(begin)
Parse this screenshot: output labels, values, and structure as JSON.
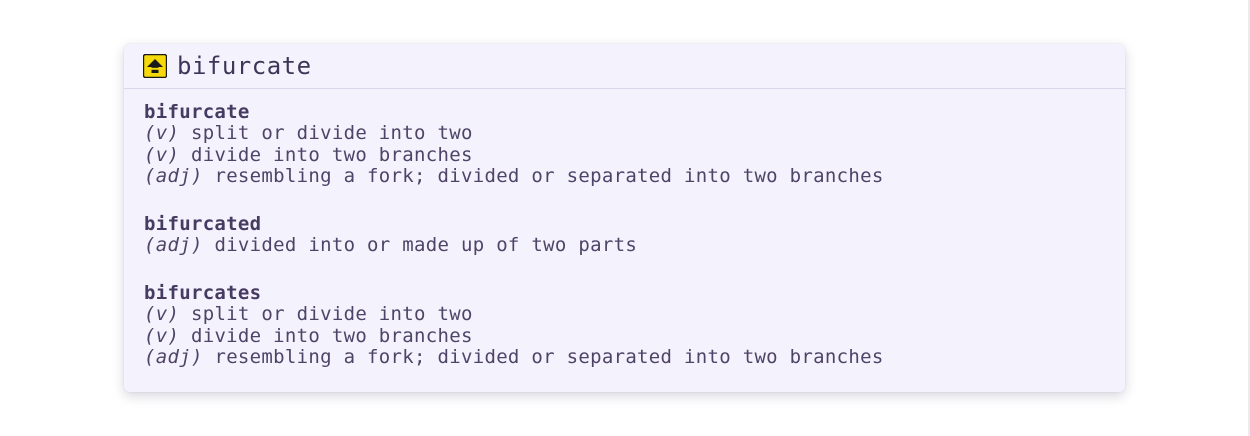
{
  "popup": {
    "title": "bifurcate",
    "icon": "arrow-up-icon",
    "accent_color": "#f5d90a"
  },
  "entries": [
    {
      "word": "bifurcate",
      "senses": [
        {
          "pos": "(v)",
          "text": "split or divide into two"
        },
        {
          "pos": "(v)",
          "text": "divide into two branches"
        },
        {
          "pos": "(adj)",
          "text": "resembling a fork; divided or separated into two branches"
        }
      ]
    },
    {
      "word": "bifurcated",
      "senses": [
        {
          "pos": "(adj)",
          "text": "divided into or made up of two parts"
        }
      ]
    },
    {
      "word": "bifurcates",
      "senses": [
        {
          "pos": "(v)",
          "text": "split or divide into two"
        },
        {
          "pos": "(v)",
          "text": "divide into two branches"
        },
        {
          "pos": "(adj)",
          "text": "resembling a fork; divided or separated into two branches"
        }
      ]
    }
  ]
}
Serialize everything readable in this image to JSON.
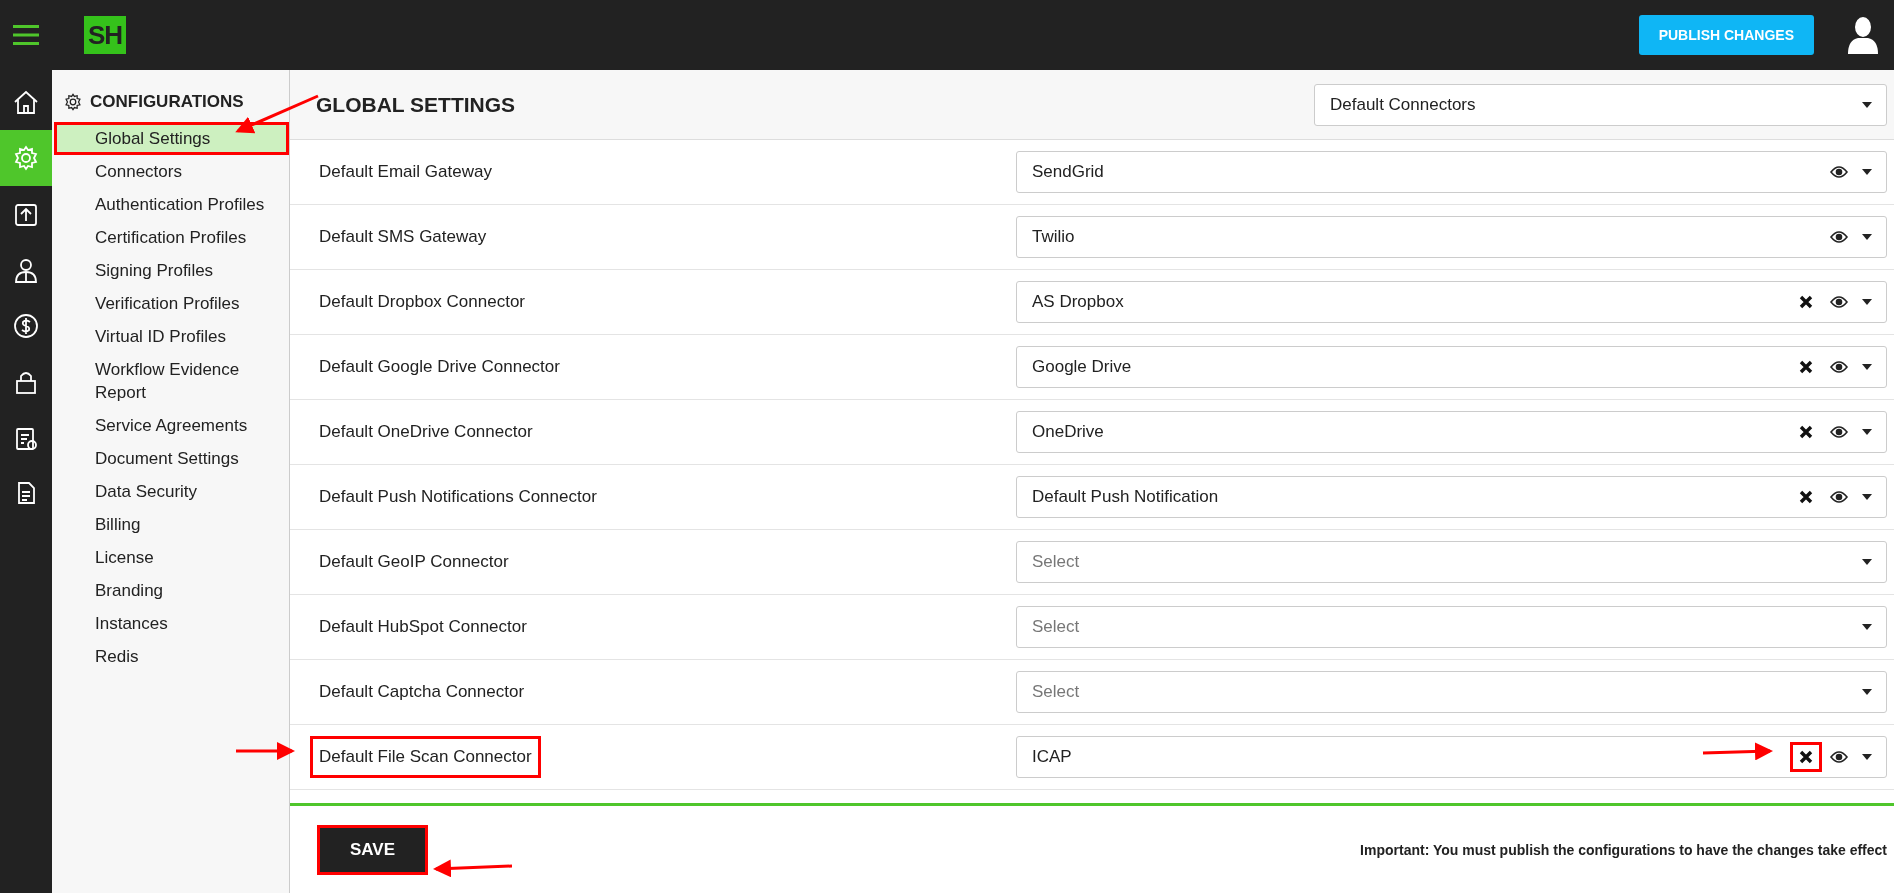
(end)
PROBLEM TO SOLVE: Copy the records above exactly, leaving out every picture.

WRITTEN SOLUTION:
Parse this screenshot: output labels, values, and structure as JSON.
{
  "popup": {
    "title": "bifurcate",
    "icon": "arrow-up-icon",
    "accent_color": "#f5d90a"
  },
  "entries": [
    {
      "word": "bifurcate",
      "senses": [
        {
          "pos": "(v)",
          "text": "split or divide into two"
        },
        {
          "pos": "(v)",
          "text": "divide into two branches"
        },
        {
          "pos": "(adj)",
          "text": "resembling a fork; divided or separated into two branches"
        }
      ]
    },
    {
      "word": "bifurcated",
      "senses": [
        {
          "pos": "(adj)",
          "text": "divided into or made up of two parts"
        }
      ]
    },
    {
      "word": "bifurcates",
      "senses": [
        {
          "pos": "(v)",
          "text": "split or divide into two"
        },
        {
          "pos": "(v)",
          "text": "divide into two branches"
        },
        {
          "pos": "(adj)",
          "text": "resembling a fork; divided or separated into two branches"
        }
      ]
    }
  ]
}
Serialize everything readable in this image to JSON.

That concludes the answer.